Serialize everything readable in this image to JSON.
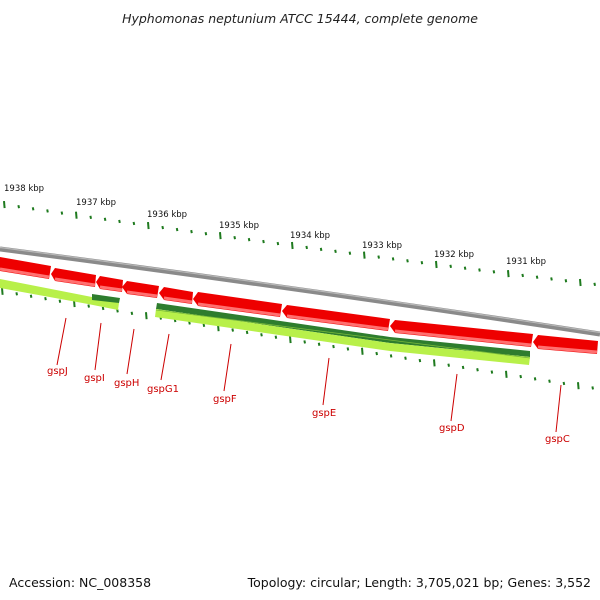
{
  "title": "Hyphomonas neptunium ATCC 15444, complete genome",
  "scale_labels": [
    "1938 kbp",
    "1937 kbp",
    "1936 kbp",
    "1935 kbp",
    "1934 kbp",
    "1933 kbp",
    "1932 kbp",
    "1931 kbp"
  ],
  "genes": [
    "gspJ",
    "gspI",
    "gspH",
    "gspG1",
    "gspF",
    "gspE",
    "gspD",
    "gspC"
  ],
  "footer": {
    "accession": "Accession: NC_008358",
    "summary": "Topology: circular; Length: 3,705,021 bp; Genes: 3,552"
  },
  "colors": {
    "backbone": "#8a8a8a",
    "gene_red": "#ee0000",
    "gene_red_light": "#ff7070",
    "band_dark_green": "#2e7d2e",
    "band_light_green": "#b8f04a",
    "tick_green": "#1e7a1e",
    "label_red": "#cc0000"
  }
}
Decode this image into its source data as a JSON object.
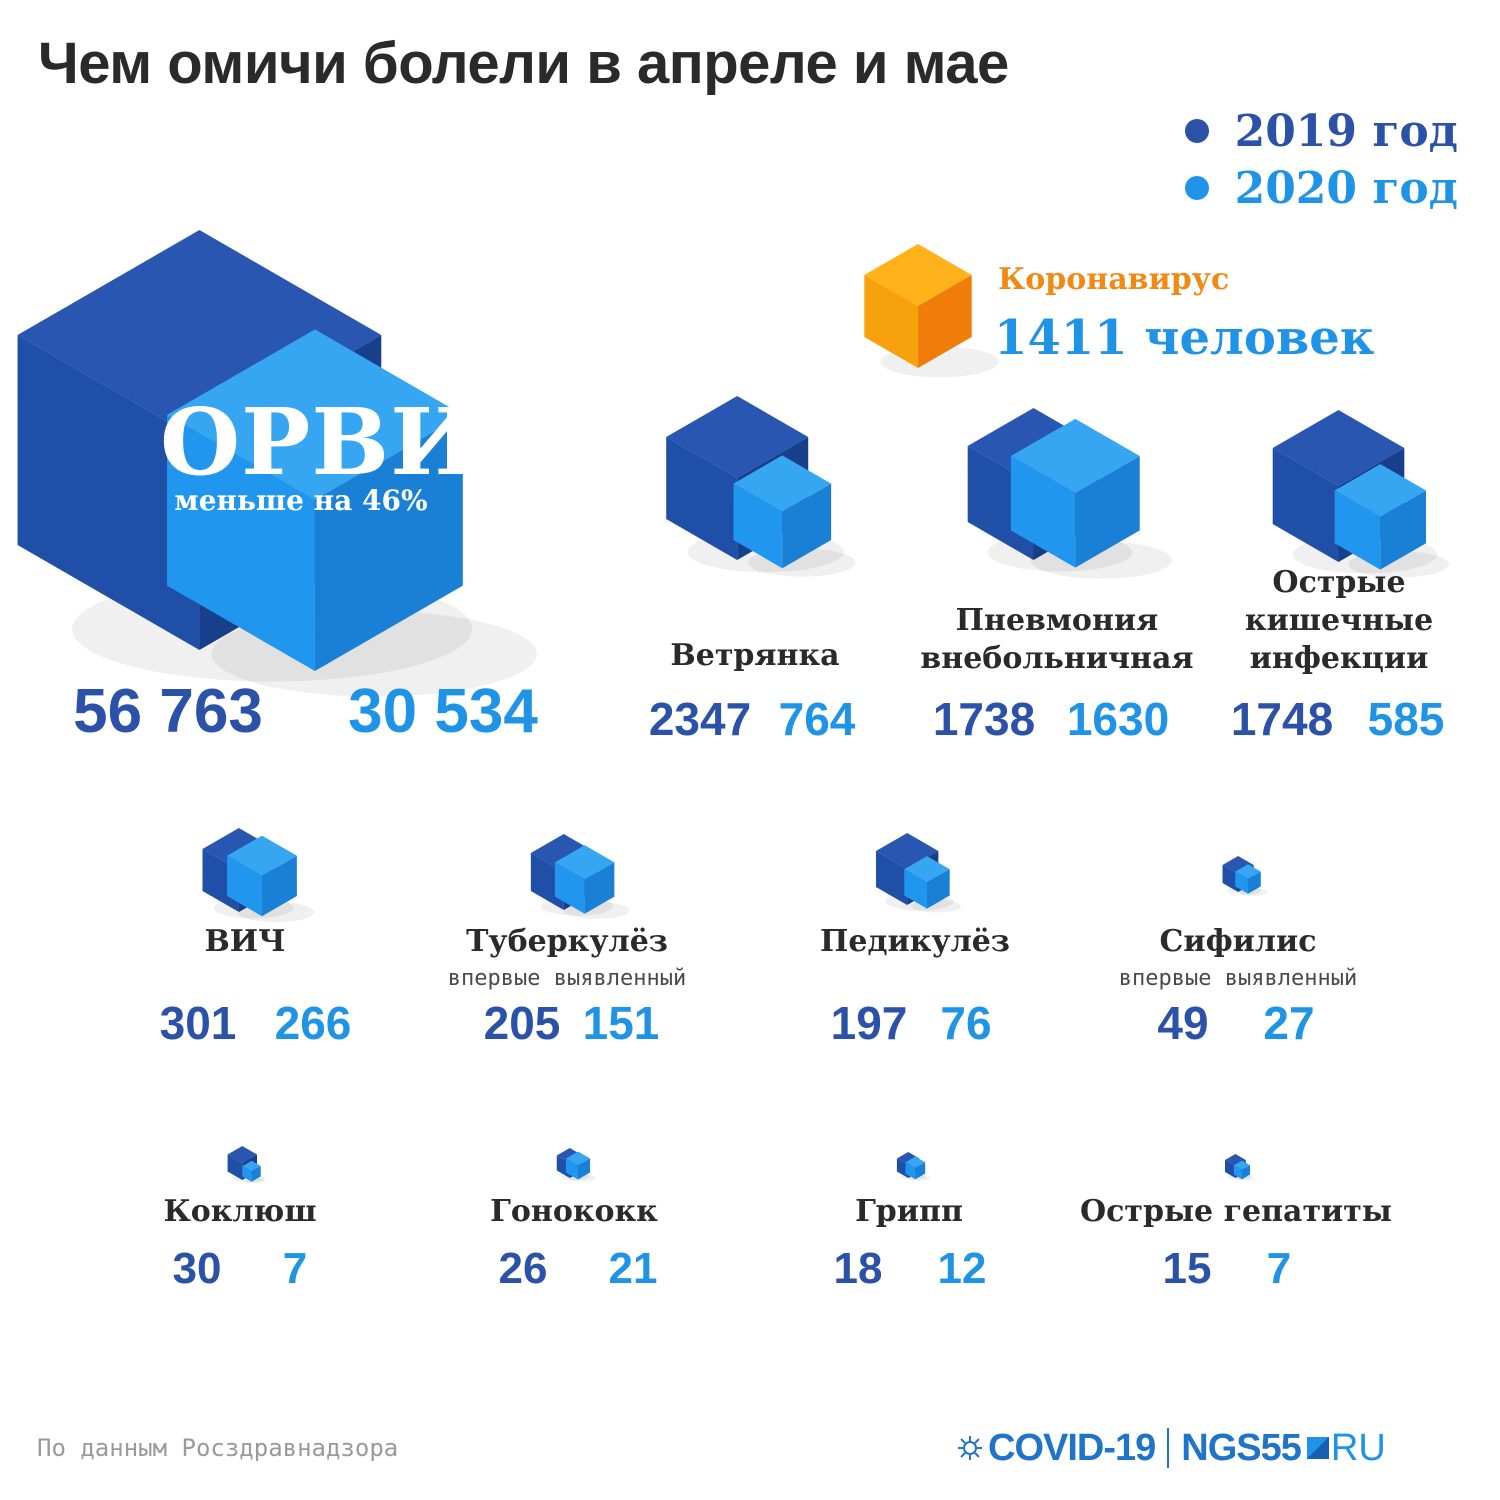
{
  "chart_data": {
    "type": "cube-comparison",
    "title": "Чем омичи болели в апреле и мае",
    "legend": [
      {
        "label": "2019 год",
        "color": "#2b52a8"
      },
      {
        "label": "2020 год",
        "color": "#1f93e6"
      }
    ],
    "legend_position": "top-right",
    "series": [
      {
        "name": "2019 год",
        "values": [
          56763,
          2347,
          1738,
          1748,
          301,
          205,
          197,
          49,
          30,
          26,
          18,
          15
        ]
      },
      {
        "name": "2020 год",
        "values": [
          30534,
          764,
          1630,
          585,
          266,
          151,
          76,
          27,
          7,
          21,
          12,
          7
        ]
      }
    ],
    "categories": [
      "ОРВИ",
      "Ветрянка",
      "Пневмония внебольничная",
      "Острые кишечные инфекции",
      "ВИЧ",
      "Туберкулёз",
      "Педикулёз",
      "Сифилис",
      "Коклюш",
      "Гонококк",
      "Грипп",
      "Острые гепатиты"
    ],
    "orvi": {
      "label": "ОРВИ",
      "note": "меньше на 46%",
      "v2019": "56 763",
      "v2020": "30 534"
    },
    "coronavirus": {
      "label": "Коронавирус",
      "value_text": "1411 человек",
      "value": 1411,
      "color": "#f59a0e"
    },
    "diseases": [
      {
        "id": "vetryanka",
        "name": [
          "Ветрянка"
        ],
        "sub": "",
        "v2019": 2347,
        "v2020": 764
      },
      {
        "id": "pnevmoniya",
        "name": [
          "Пневмония",
          "внебольничная"
        ],
        "sub": "",
        "v2019": 1738,
        "v2020": 1630
      },
      {
        "id": "kishechnye",
        "name": [
          "Острые",
          "кишечные",
          "инфекции"
        ],
        "sub": "",
        "v2019": 1748,
        "v2020": 585
      },
      {
        "id": "vich",
        "name": [
          "ВИЧ"
        ],
        "sub": "",
        "v2019": 301,
        "v2020": 266
      },
      {
        "id": "tuberkulez",
        "name": [
          "Туберкулёз"
        ],
        "sub": "впервые выявленный",
        "v2019": 205,
        "v2020": 151
      },
      {
        "id": "pedikulez",
        "name": [
          "Педикулёз"
        ],
        "sub": "",
        "v2019": 197,
        "v2020": 76
      },
      {
        "id": "sifilis",
        "name": [
          "Сифилис"
        ],
        "sub": "впервые выявленный",
        "v2019": 49,
        "v2020": 27
      },
      {
        "id": "koklyush",
        "name": [
          "Коклюш"
        ],
        "sub": "",
        "v2019": 30,
        "v2020": 7
      },
      {
        "id": "gonokokk",
        "name": [
          "Гонококк"
        ],
        "sub": "",
        "v2019": 26,
        "v2020": 21
      },
      {
        "id": "gripp",
        "name": [
          "Грипп"
        ],
        "sub": "",
        "v2019": 18,
        "v2020": 12
      },
      {
        "id": "gepatity",
        "name": [
          "Острые гепатиты"
        ],
        "sub": "",
        "v2019": 15,
        "v2020": 7
      }
    ]
  },
  "footer": {
    "source": "По данным Росздравнадзора",
    "brand_covid": "COVID-19",
    "brand_ngs": "NGS55",
    "brand_ru": "RU"
  },
  "colors": {
    "dark_front": "#1f4fa6",
    "dark_top": "#2856b0",
    "dark_side": "#173f8c",
    "light_front": "#2196ee",
    "light_top": "#36a6f2",
    "light_side": "#1a80d6"
  }
}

---+---

Your instructions:
All of the data above is to be repeated exactly, with the pictures left out.

Expected answer:
Serialize everything readable in this image to JSON.
{
  "title": "Hyphomonas neptunium ATCC 15444, complete genome",
  "scale_labels": [
    "1938 kbp",
    "1937 kbp",
    "1936 kbp",
    "1935 kbp",
    "1934 kbp",
    "1933 kbp",
    "1932 kbp",
    "1931 kbp"
  ],
  "genes": [
    "gspJ",
    "gspI",
    "gspH",
    "gspG1",
    "gspF",
    "gspE",
    "gspD",
    "gspC"
  ],
  "footer": {
    "accession": "Accession: NC_008358",
    "summary": "Topology: circular; Length: 3,705,021 bp; Genes: 3,552"
  },
  "colors": {
    "backbone": "#8a8a8a",
    "gene_red": "#ee0000",
    "gene_red_light": "#ff7070",
    "band_dark_green": "#2e7d2e",
    "band_light_green": "#b8f04a",
    "tick_green": "#1e7a1e",
    "label_red": "#cc0000"
  }
}
Decode this image into its source data as a JSON object.
{
  "chart_data": {
    "type": "cube-comparison",
    "title": "Чем омичи болели в апреле и мае",
    "legend": [
      {
        "label": "2019 год",
        "color": "#2b52a8"
      },
      {
        "label": "2020 год",
        "color": "#1f93e6"
      }
    ],
    "legend_position": "top-right",
    "series": [
      {
        "name": "2019 год",
        "values": [
          56763,
          2347,
          1738,
          1748,
          301,
          205,
          197,
          49,
          30,
          26,
          18,
          15
        ]
      },
      {
        "name": "2020 год",
        "values": [
          30534,
          764,
          1630,
          585,
          266,
          151,
          76,
          27,
          7,
          21,
          12,
          7
        ]
      }
    ],
    "categories": [
      "ОРВИ",
      "Ветрянка",
      "Пневмония внебольничная",
      "Острые кишечные инфекции",
      "ВИЧ",
      "Туберкулёз",
      "Педикулёз",
      "Сифилис",
      "Коклюш",
      "Гонококк",
      "Грипп",
      "Острые гепатиты"
    ],
    "orvi": {
      "label": "ОРВИ",
      "note": "меньше на 46%",
      "v2019": "56 763",
      "v2020": "30 534"
    },
    "coronavirus": {
      "label": "Коронавирус",
      "value_text": "1411 человек",
      "value": 1411,
      "color": "#f59a0e"
    },
    "diseases": [
      {
        "id": "vetryanka",
        "name": [
          "Ветрянка"
        ],
        "sub": "",
        "v2019": 2347,
        "v2020": 764
      },
      {
        "id": "pnevmoniya",
        "name": [
          "Пневмония",
          "внебольничная"
        ],
        "sub": "",
        "v2019": 1738,
        "v2020": 1630
      },
      {
        "id": "kishechnye",
        "name": [
          "Острые",
          "кишечные",
          "инфекции"
        ],
        "sub": "",
        "v2019": 1748,
        "v2020": 585
      },
      {
        "id": "vich",
        "name": [
          "ВИЧ"
        ],
        "sub": "",
        "v2019": 301,
        "v2020": 266
      },
      {
        "id": "tuberkulez",
        "name": [
          "Туберкулёз"
        ],
        "sub": "впервые выявленный",
        "v2019": 205,
        "v2020": 151
      },
      {
        "id": "pedikulez",
        "name": [
          "Педикулёз"
        ],
        "sub": "",
        "v2019": 197,
        "v2020": 76
      },
      {
        "id": "sifilis",
        "name": [
          "Сифилис"
        ],
        "sub": "впервые выявленный",
        "v2019": 49,
        "v2020": 27
      },
      {
        "id": "koklyush",
        "name": [
          "Коклюш"
        ],
        "sub": "",
        "v2019": 30,
        "v2020": 7
      },
      {
        "id": "gonokokk",
        "name": [
          "Гонококк"
        ],
        "sub": "",
        "v2019": 26,
        "v2020": 21
      },
      {
        "id": "gripp",
        "name": [
          "Грипп"
        ],
        "sub": "",
        "v2019": 18,
        "v2020": 12
      },
      {
        "id": "gepatity",
        "name": [
          "Острые гепатиты"
        ],
        "sub": "",
        "v2019": 15,
        "v2020": 7
      }
    ]
  },
  "footer": {
    "source": "По данным Росздравнадзора",
    "brand_covid": "COVID-19",
    "brand_ngs": "NGS55",
    "brand_ru": "RU"
  },
  "colors": {
    "dark_front": "#1f4fa6",
    "dark_top": "#2856b0",
    "dark_side": "#173f8c",
    "light_front": "#2196ee",
    "light_top": "#36a6f2",
    "light_side": "#1a80d6"
  }
}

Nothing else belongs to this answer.